Work instructions: Give every line of the data again, unchanged, but with no pictures.

——————

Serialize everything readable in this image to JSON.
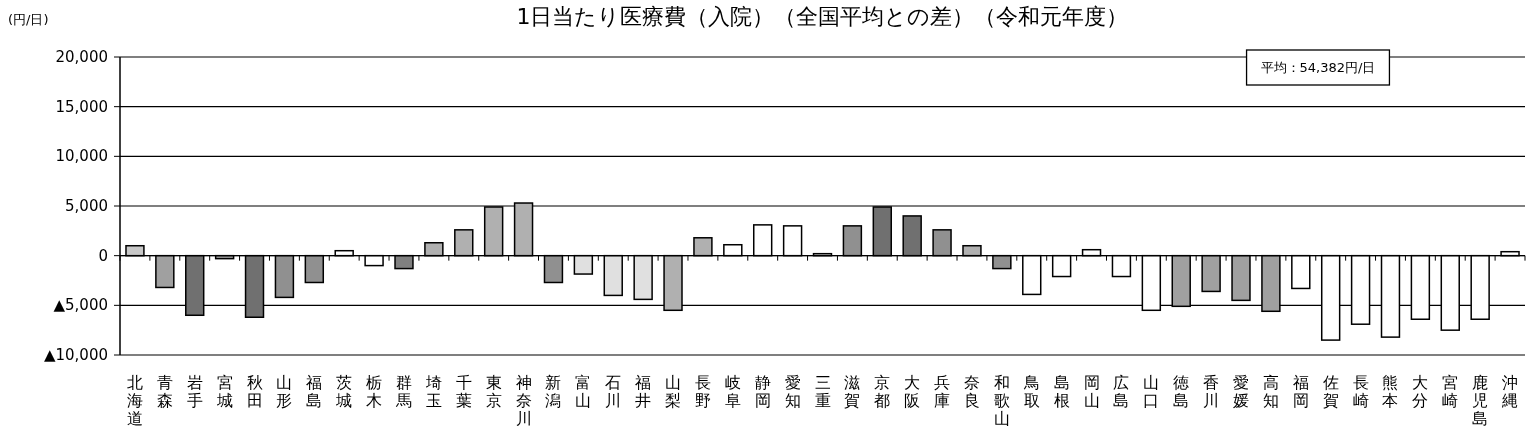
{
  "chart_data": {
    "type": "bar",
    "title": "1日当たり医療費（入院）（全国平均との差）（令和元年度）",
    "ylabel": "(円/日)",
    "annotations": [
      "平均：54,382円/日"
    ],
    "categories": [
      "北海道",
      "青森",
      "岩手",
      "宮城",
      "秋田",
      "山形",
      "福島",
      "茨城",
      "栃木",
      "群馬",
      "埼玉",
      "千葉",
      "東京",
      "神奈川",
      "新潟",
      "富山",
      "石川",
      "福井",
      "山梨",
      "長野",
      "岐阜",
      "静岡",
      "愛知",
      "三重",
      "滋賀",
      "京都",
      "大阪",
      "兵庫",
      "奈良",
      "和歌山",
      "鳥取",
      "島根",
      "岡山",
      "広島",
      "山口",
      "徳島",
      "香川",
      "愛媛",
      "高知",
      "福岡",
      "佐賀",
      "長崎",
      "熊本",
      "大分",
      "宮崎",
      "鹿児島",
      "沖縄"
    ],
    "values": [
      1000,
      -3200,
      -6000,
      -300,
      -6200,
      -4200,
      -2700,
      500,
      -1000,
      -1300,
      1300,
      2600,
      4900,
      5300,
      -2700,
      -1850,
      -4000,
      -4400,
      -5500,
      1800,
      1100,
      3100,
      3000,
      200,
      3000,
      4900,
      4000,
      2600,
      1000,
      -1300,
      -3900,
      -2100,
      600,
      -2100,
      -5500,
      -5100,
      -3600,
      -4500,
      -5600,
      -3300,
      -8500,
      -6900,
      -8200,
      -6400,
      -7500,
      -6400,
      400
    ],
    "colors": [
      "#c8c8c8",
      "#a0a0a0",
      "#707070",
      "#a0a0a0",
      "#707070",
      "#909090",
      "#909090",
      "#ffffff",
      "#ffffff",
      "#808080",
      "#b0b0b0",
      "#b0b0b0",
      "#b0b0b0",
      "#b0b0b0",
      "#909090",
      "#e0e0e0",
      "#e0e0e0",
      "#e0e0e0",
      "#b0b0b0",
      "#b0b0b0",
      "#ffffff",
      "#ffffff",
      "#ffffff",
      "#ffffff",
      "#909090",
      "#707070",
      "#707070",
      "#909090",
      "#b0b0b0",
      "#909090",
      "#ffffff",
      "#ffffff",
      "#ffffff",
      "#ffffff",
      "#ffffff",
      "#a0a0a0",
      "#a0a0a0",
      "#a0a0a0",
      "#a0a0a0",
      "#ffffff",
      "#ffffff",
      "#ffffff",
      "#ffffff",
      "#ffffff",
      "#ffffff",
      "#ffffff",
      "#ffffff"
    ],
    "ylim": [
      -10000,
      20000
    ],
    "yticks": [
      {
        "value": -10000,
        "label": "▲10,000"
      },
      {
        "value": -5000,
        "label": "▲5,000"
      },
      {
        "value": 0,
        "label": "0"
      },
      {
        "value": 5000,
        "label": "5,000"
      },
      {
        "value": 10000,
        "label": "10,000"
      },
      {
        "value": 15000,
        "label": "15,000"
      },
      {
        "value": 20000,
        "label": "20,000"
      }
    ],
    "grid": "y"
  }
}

——————

Written response:
Serialize everything readable in this image to JSON.
{
  "chart_data": {
    "type": "bar",
    "title": "1日当たり医療費（入院）（全国平均との差）（令和元年度）",
    "ylabel": "(円/日)",
    "annotations": [
      "平均：54,382円/日"
    ],
    "categories": [
      "北海道",
      "青森",
      "岩手",
      "宮城",
      "秋田",
      "山形",
      "福島",
      "茨城",
      "栃木",
      "群馬",
      "埼玉",
      "千葉",
      "東京",
      "神奈川",
      "新潟",
      "富山",
      "石川",
      "福井",
      "山梨",
      "長野",
      "岐阜",
      "静岡",
      "愛知",
      "三重",
      "滋賀",
      "京都",
      "大阪",
      "兵庫",
      "奈良",
      "和歌山",
      "鳥取",
      "島根",
      "岡山",
      "広島",
      "山口",
      "徳島",
      "香川",
      "愛媛",
      "高知",
      "福岡",
      "佐賀",
      "長崎",
      "熊本",
      "大分",
      "宮崎",
      "鹿児島",
      "沖縄"
    ],
    "values": [
      1000,
      -3200,
      -6000,
      -300,
      -6200,
      -4200,
      -2700,
      500,
      -1000,
      -1300,
      1300,
      2600,
      4900,
      5300,
      -2700,
      -1850,
      -4000,
      -4400,
      -5500,
      1800,
      1100,
      3100,
      3000,
      200,
      3000,
      4900,
      4000,
      2600,
      1000,
      -1300,
      -3900,
      -2100,
      600,
      -2100,
      -5500,
      -5100,
      -3600,
      -4500,
      -5600,
      -3300,
      -8500,
      -6900,
      -8200,
      -6400,
      -7500,
      -6400,
      400
    ],
    "colors": [
      "#c8c8c8",
      "#a0a0a0",
      "#707070",
      "#a0a0a0",
      "#707070",
      "#909090",
      "#909090",
      "#ffffff",
      "#ffffff",
      "#808080",
      "#b0b0b0",
      "#b0b0b0",
      "#b0b0b0",
      "#b0b0b0",
      "#909090",
      "#e0e0e0",
      "#e0e0e0",
      "#e0e0e0",
      "#b0b0b0",
      "#b0b0b0",
      "#ffffff",
      "#ffffff",
      "#ffffff",
      "#ffffff",
      "#909090",
      "#707070",
      "#707070",
      "#909090",
      "#b0b0b0",
      "#909090",
      "#ffffff",
      "#ffffff",
      "#ffffff",
      "#ffffff",
      "#ffffff",
      "#a0a0a0",
      "#a0a0a0",
      "#a0a0a0",
      "#a0a0a0",
      "#ffffff",
      "#ffffff",
      "#ffffff",
      "#ffffff",
      "#ffffff",
      "#ffffff",
      "#ffffff",
      "#ffffff"
    ],
    "ylim": [
      -10000,
      20000
    ],
    "yticks": [
      {
        "value": -10000,
        "label": "▲10,000"
      },
      {
        "value": -5000,
        "label": "▲5,000"
      },
      {
        "value": 0,
        "label": "0"
      },
      {
        "value": 5000,
        "label": "5,000"
      },
      {
        "value": 10000,
        "label": "10,000"
      },
      {
        "value": 15000,
        "label": "15,000"
      },
      {
        "value": 20000,
        "label": "20,000"
      }
    ],
    "grid": "y"
  }
}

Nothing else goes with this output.